▶ _Short problem_
All of the data that follows should be retyped exactly, please, except the pictures.

▶ _Given records_
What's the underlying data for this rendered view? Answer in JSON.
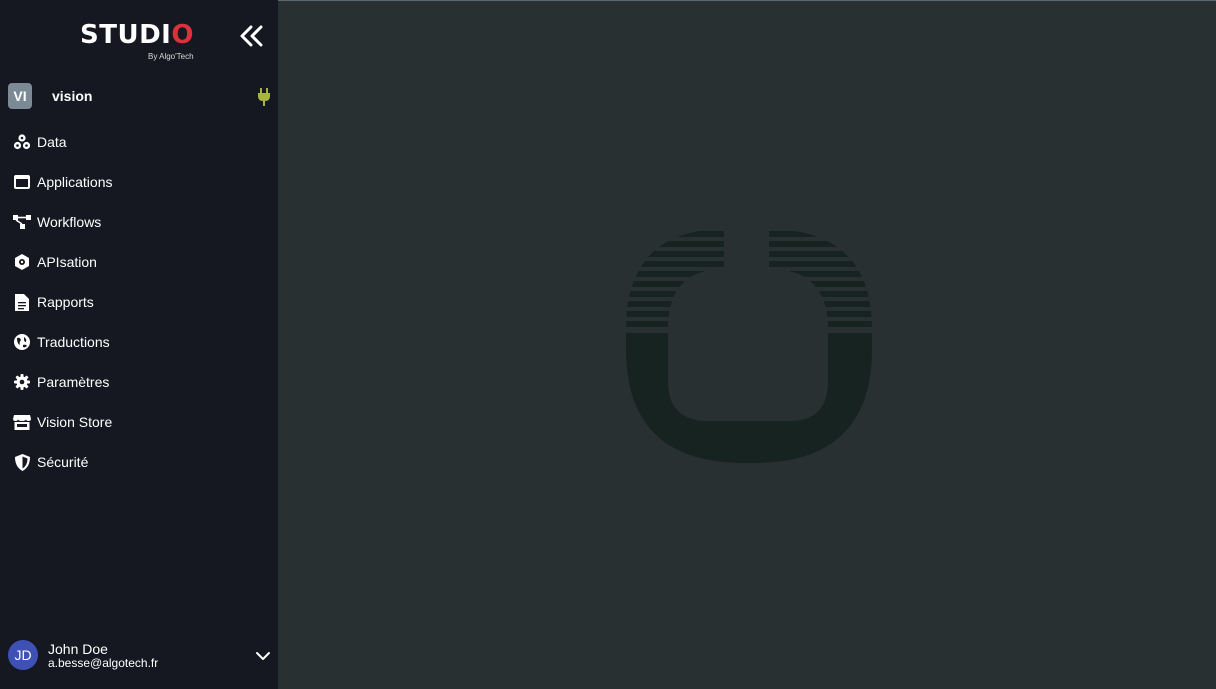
{
  "app": {
    "logo_main": "STUDI",
    "logo_accent": "O",
    "logo_sub": "By Algo'Tech"
  },
  "project": {
    "badge": "VI",
    "name": "vision"
  },
  "nav": {
    "items": [
      {
        "label": "Data",
        "icon": "database-icon"
      },
      {
        "label": "Applications",
        "icon": "window-icon"
      },
      {
        "label": "Workflows",
        "icon": "workflow-icon"
      },
      {
        "label": "APIsation",
        "icon": "api-gear-icon"
      },
      {
        "label": "Rapports",
        "icon": "document-icon"
      },
      {
        "label": "Traductions",
        "icon": "globe-icon"
      },
      {
        "label": "Paramètres",
        "icon": "gear-icon"
      },
      {
        "label": "Vision Store",
        "icon": "store-icon"
      },
      {
        "label": "Sécurité",
        "icon": "shield-icon"
      }
    ]
  },
  "user": {
    "initials": "JD",
    "name": "John Doe",
    "email": "a.besse@algotech.fr"
  },
  "colors": {
    "sidebar_bg": "#151721",
    "main_bg": "#293032",
    "logo_accent": "#d8333c",
    "plug_icon": "#a8b440",
    "avatar_bg": "#3f51b5",
    "watermark": "#172321"
  }
}
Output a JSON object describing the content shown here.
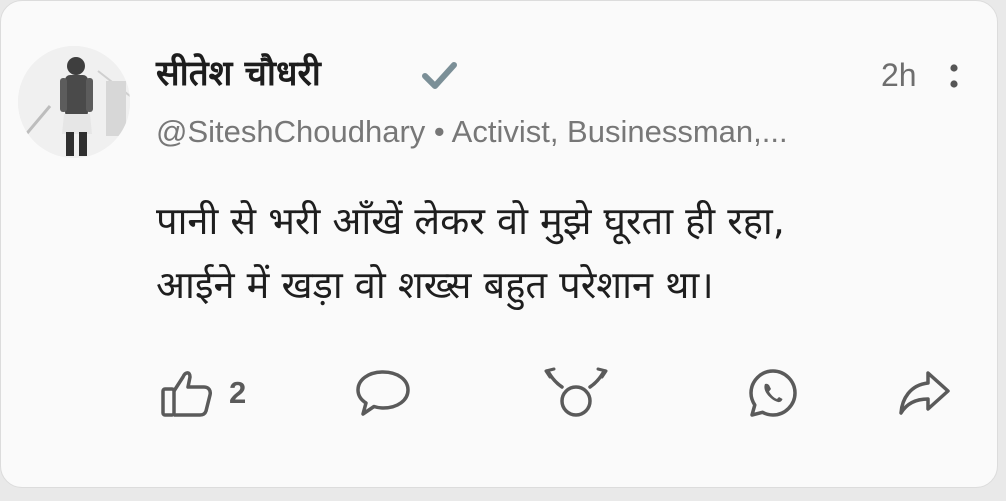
{
  "post": {
    "author_name": "सीतेश चौधरी",
    "verified_icon": "check-icon",
    "time": "2h",
    "handle_line": "@SiteshChoudhary • Activist, Businessman,...",
    "text_line1": "पानी से भरी आँखें लेकर वो मुझे घूरता ही रहा,",
    "text_line2": "आईने में खड़ा वो शख्स बहुत परेशान था।"
  },
  "actions": {
    "like_count": "2",
    "like_icon": "thumbs-up-icon",
    "comment_icon": "comment-icon",
    "bhau_icon": "bhau-icon",
    "whatsapp_icon": "whatsapp-icon",
    "share_icon": "share-icon"
  },
  "colors": {
    "card_background": "#fafafa",
    "verified": "#7b8f97",
    "icon_gray": "#5a5a5a"
  }
}
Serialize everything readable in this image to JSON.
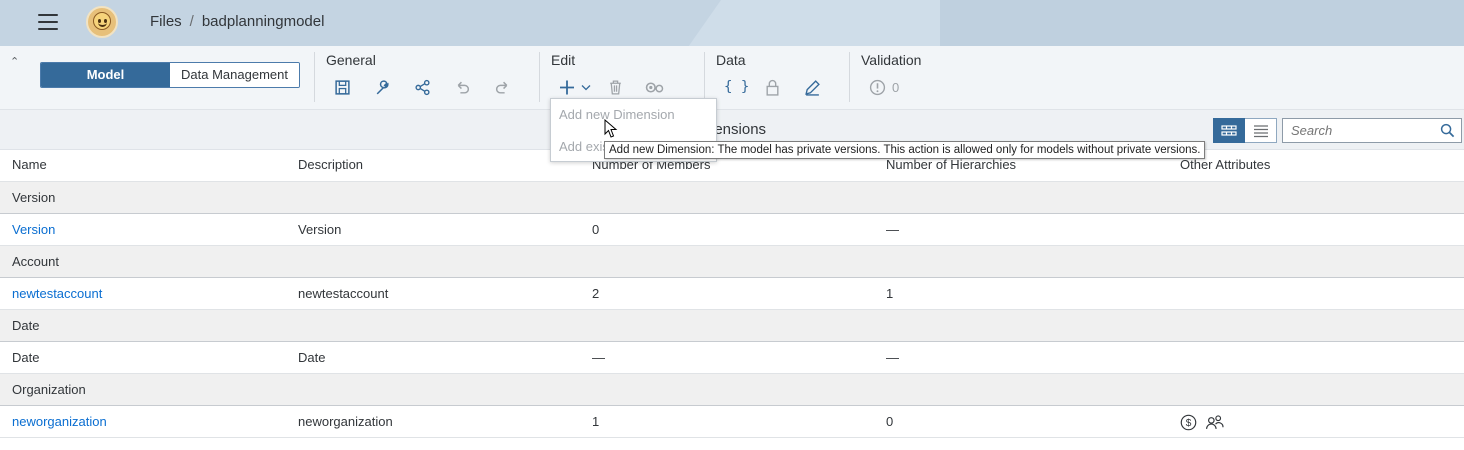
{
  "shell": {
    "breadcrumb": [
      "Files",
      "badplanningmodel"
    ],
    "separator": "/"
  },
  "toolbar": {
    "view_toggle": {
      "model": "Model",
      "data_management": "Data Management",
      "active": "Model"
    },
    "groups": {
      "general": "General",
      "edit": "Edit",
      "data": "Data",
      "validation": "Validation"
    },
    "validation_count": "0"
  },
  "menu": {
    "items": [
      "Add new Dimension",
      "Add existing Dimension"
    ]
  },
  "tooltip": "Add new Dimension: The model has private versions. This action is allowed only for models without private versions.",
  "subheader": {
    "title": "nensions"
  },
  "search": {
    "placeholder": "Search"
  },
  "table": {
    "columns": [
      "Name",
      "Description",
      "Number of Members",
      "Number of Hierarchies",
      "Other Attributes"
    ],
    "groups": [
      {
        "label": "Version",
        "rows": [
          {
            "name": "Version",
            "description": "Version",
            "members": "0",
            "hierarchies": "—",
            "link": true
          }
        ]
      },
      {
        "label": "Account",
        "rows": [
          {
            "name": "newtestaccount",
            "description": "newtestaccount",
            "members": "2",
            "hierarchies": "1",
            "link": true
          }
        ]
      },
      {
        "label": "Date",
        "rows": [
          {
            "name": "Date",
            "description": "Date",
            "members": "—",
            "hierarchies": "—",
            "link": false
          }
        ]
      },
      {
        "label": "Organization",
        "rows": [
          {
            "name": "neworganization",
            "description": "neworganization",
            "members": "1",
            "hierarchies": "0",
            "link": true,
            "attributes": [
              "currency-icon",
              "responsible-users-icon"
            ]
          }
        ]
      }
    ]
  },
  "colors": {
    "shell": "#c4d4e2",
    "accent": "#356a9a",
    "link": "#0a6ed1"
  }
}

▶ _Solution_
What's the underlying data for this rendered view? Answer in JSON.
{
  "app": {
    "logo_main": "STUDI",
    "logo_accent": "O",
    "logo_sub": "By Algo'Tech"
  },
  "project": {
    "badge": "VI",
    "name": "vision"
  },
  "nav": {
    "items": [
      {
        "label": "Data",
        "icon": "database-icon"
      },
      {
        "label": "Applications",
        "icon": "window-icon"
      },
      {
        "label": "Workflows",
        "icon": "workflow-icon"
      },
      {
        "label": "APIsation",
        "icon": "api-gear-icon"
      },
      {
        "label": "Rapports",
        "icon": "document-icon"
      },
      {
        "label": "Traductions",
        "icon": "globe-icon"
      },
      {
        "label": "Paramètres",
        "icon": "gear-icon"
      },
      {
        "label": "Vision Store",
        "icon": "store-icon"
      },
      {
        "label": "Sécurité",
        "icon": "shield-icon"
      }
    ]
  },
  "user": {
    "initials": "JD",
    "name": "John Doe",
    "email": "a.besse@algotech.fr"
  },
  "colors": {
    "sidebar_bg": "#151721",
    "main_bg": "#293032",
    "logo_accent": "#d8333c",
    "plug_icon": "#a8b440",
    "avatar_bg": "#3f51b5",
    "watermark": "#172321"
  }
}
Output a JSON object describing the content shown here.
{
  "post": {
    "author_name": "सीतेश चौधरी",
    "verified_icon": "check-icon",
    "time": "2h",
    "handle_line": "@SiteshChoudhary • Activist, Businessman,...",
    "text_line1": "पानी से भरी आँखें लेकर वो मुझे घूरता ही रहा,",
    "text_line2": "आईने में खड़ा वो शख्स बहुत परेशान था।"
  },
  "actions": {
    "like_count": "2",
    "like_icon": "thumbs-up-icon",
    "comment_icon": "comment-icon",
    "bhau_icon": "bhau-icon",
    "whatsapp_icon": "whatsapp-icon",
    "share_icon": "share-icon"
  },
  "colors": {
    "card_background": "#fafafa",
    "verified": "#7b8f97",
    "icon_gray": "#5a5a5a"
  }
}
Serialize everything readable in this image to JSON.
{
  "shell": {
    "breadcrumb": [
      "Files",
      "badplanningmodel"
    ],
    "separator": "/"
  },
  "toolbar": {
    "view_toggle": {
      "model": "Model",
      "data_management": "Data Management",
      "active": "Model"
    },
    "groups": {
      "general": "General",
      "edit": "Edit",
      "data": "Data",
      "validation": "Validation"
    },
    "validation_count": "0"
  },
  "menu": {
    "items": [
      "Add new Dimension",
      "Add existing Dimension"
    ]
  },
  "tooltip": "Add new Dimension: The model has private versions. This action is allowed only for models without private versions.",
  "subheader": {
    "title": "nensions"
  },
  "search": {
    "placeholder": "Search"
  },
  "table": {
    "columns": [
      "Name",
      "Description",
      "Number of Members",
      "Number of Hierarchies",
      "Other Attributes"
    ],
    "groups": [
      {
        "label": "Version",
        "rows": [
          {
            "name": "Version",
            "description": "Version",
            "members": "0",
            "hierarchies": "—",
            "link": true
          }
        ]
      },
      {
        "label": "Account",
        "rows": [
          {
            "name": "newtestaccount",
            "description": "newtestaccount",
            "members": "2",
            "hierarchies": "1",
            "link": true
          }
        ]
      },
      {
        "label": "Date",
        "rows": [
          {
            "name": "Date",
            "description": "Date",
            "members": "—",
            "hierarchies": "—",
            "link": false
          }
        ]
      },
      {
        "label": "Organization",
        "rows": [
          {
            "name": "neworganization",
            "description": "neworganization",
            "members": "1",
            "hierarchies": "0",
            "link": true,
            "attributes": [
              "currency-icon",
              "responsible-users-icon"
            ]
          }
        ]
      }
    ]
  },
  "colors": {
    "shell": "#c4d4e2",
    "accent": "#356a9a",
    "link": "#0a6ed1"
  }
}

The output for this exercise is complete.